### Assignment
Reproduce the passage of the viral read alignment text below between "The complexity of reads" and "and gff files.", inclusive.

[Text section — start]

In the initial screen reads were aligned to all NCBI viral genomes using tophat [15] v2.0.13, the options --no-novel-juncs --read-mismatches 4 --read-edit-dist 4 and the corresponding gff file. Reference files were indexed using Bowtie2 [16] v2.2.4. SAMtools [17] v1.1 and Picard tools (http://sourceforge.net/projects/picard/) v1.109 were used to extract all reads that aligned to any virus and their pairs. PythonViral reads (and their PE mates) were mapped to the human genome (Ensemble GRCh37) with tophat, the --no-novel-juncs option and the corresponding gff file. The same reads were also mapped to the UniVec database (N = 4626, November 2014, http:// ncbi.nlm.nih.gov/tools/vecscreen/univec) with tophat using --min-anchor-length 100 to prevent intron junctions. Reference files were indexed using Bowtie 2 [2, 3, 16] v2.1.0. BAM to SAM format conversion was done using SAMtools. Viral reads from PE pairs for which neither read hit human or Univec were designated “filtered reads”.

The complexity of reads was assessed by its compression ratio using the Python package zlib. High complexity was chosen as not compressible below <50% of its length (excluding eight header characters). Reads were assessed for quality using the mean of their Phred-like quality scores. Thus, all hits to virus genomes could be assessed for reliability using matches to the human genome or vector database, by their coverage, quality, by the complexity of the reads, whether they mapped to multiple viruses and whether both reads in a PE pair mapped to the same virus. Custom Python scripts were used to create consensus sequences from the SAM files (Additional file 1) and read counts per gene from the SAM and gff files.

[Text section — finish]
[Material shown — start]

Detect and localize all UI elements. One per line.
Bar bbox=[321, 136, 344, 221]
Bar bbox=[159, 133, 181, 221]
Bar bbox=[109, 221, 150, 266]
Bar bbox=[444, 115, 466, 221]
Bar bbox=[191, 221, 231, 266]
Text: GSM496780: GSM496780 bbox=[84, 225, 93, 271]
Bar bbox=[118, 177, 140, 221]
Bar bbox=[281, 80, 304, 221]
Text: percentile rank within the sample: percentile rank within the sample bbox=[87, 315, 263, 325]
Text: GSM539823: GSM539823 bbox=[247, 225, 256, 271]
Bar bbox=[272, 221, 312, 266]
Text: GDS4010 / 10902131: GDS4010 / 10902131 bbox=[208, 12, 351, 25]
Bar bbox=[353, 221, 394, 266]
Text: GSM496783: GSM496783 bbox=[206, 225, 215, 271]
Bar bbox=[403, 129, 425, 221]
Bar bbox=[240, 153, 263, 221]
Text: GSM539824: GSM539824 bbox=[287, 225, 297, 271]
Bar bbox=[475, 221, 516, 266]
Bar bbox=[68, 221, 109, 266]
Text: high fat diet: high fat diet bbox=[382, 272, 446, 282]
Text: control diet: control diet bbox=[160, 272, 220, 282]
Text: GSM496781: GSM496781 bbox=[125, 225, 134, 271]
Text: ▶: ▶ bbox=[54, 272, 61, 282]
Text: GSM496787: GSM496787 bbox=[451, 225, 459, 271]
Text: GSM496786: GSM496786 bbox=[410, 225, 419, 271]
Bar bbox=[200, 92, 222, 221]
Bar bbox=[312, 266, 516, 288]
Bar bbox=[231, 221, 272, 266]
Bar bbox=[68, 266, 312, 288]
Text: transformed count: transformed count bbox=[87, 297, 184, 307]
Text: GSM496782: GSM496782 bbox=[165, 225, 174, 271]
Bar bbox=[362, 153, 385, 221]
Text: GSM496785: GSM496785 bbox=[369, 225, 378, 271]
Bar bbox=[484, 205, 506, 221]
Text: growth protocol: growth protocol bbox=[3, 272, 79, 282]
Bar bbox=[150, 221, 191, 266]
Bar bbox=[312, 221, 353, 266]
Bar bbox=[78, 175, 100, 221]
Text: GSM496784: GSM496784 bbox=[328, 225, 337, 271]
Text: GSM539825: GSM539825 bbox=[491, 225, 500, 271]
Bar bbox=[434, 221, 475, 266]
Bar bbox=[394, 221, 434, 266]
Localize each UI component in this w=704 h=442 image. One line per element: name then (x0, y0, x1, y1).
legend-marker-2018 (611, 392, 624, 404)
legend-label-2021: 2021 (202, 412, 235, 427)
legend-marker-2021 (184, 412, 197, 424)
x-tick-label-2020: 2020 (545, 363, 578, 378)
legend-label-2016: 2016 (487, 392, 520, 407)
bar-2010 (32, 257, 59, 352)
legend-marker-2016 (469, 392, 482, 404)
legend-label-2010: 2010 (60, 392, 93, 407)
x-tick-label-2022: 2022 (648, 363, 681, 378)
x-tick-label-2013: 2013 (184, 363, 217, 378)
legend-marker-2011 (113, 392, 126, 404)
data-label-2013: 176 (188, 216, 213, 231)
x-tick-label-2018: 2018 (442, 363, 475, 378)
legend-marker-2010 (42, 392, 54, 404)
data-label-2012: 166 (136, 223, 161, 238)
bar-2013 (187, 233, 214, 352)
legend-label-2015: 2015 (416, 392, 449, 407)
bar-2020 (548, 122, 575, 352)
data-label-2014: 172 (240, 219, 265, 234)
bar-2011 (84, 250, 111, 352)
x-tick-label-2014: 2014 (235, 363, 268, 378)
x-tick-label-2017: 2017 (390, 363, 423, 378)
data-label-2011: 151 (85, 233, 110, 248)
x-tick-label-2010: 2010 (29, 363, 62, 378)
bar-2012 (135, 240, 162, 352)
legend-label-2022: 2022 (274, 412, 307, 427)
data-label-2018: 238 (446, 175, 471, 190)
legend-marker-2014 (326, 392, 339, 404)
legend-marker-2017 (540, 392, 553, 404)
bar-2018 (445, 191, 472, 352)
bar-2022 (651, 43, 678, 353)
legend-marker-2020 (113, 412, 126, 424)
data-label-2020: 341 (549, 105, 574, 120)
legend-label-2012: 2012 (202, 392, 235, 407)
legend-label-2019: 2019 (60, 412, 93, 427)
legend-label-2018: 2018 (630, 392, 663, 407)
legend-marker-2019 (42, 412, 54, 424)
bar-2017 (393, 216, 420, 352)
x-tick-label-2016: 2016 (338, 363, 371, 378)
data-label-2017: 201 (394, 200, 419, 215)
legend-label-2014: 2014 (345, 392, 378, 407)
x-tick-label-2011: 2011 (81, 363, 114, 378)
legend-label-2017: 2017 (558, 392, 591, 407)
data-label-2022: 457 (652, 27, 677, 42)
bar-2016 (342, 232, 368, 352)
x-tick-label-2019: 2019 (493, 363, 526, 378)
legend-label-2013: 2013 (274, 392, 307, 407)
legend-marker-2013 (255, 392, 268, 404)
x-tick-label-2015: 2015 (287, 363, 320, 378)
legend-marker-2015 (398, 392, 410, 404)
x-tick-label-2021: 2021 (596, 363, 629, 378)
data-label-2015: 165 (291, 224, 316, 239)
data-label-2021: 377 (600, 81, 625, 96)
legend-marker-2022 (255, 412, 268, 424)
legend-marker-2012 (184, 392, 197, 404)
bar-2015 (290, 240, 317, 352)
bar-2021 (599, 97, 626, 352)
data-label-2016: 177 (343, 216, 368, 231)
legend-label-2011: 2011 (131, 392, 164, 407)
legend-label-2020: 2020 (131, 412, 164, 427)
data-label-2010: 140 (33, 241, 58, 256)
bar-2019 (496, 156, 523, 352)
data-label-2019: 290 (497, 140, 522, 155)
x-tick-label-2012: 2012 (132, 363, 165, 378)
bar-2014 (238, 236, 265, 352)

[Material shown — finish]

### Answer section
The complexity of reads was assessed by its compression ratio using the Python package zlib. High complexity was chosen as not compressible below <50% of its length (excluding eight header characters). Reads were assessed for quality using the mean of their Phred-like quality scores. Thus, all hits to virus genomes could be assessed for reliability using matches to the human genome or vector database, by their coverage, quality, by the complexity of the reads, whether they mapped to multiple viruses and whether both reads in a PE pair mapped to the same virus. Custom Python scripts were used to create consensus sequences from the SAM files (Additional file 1) and read counts per gene from the SAM and gff files.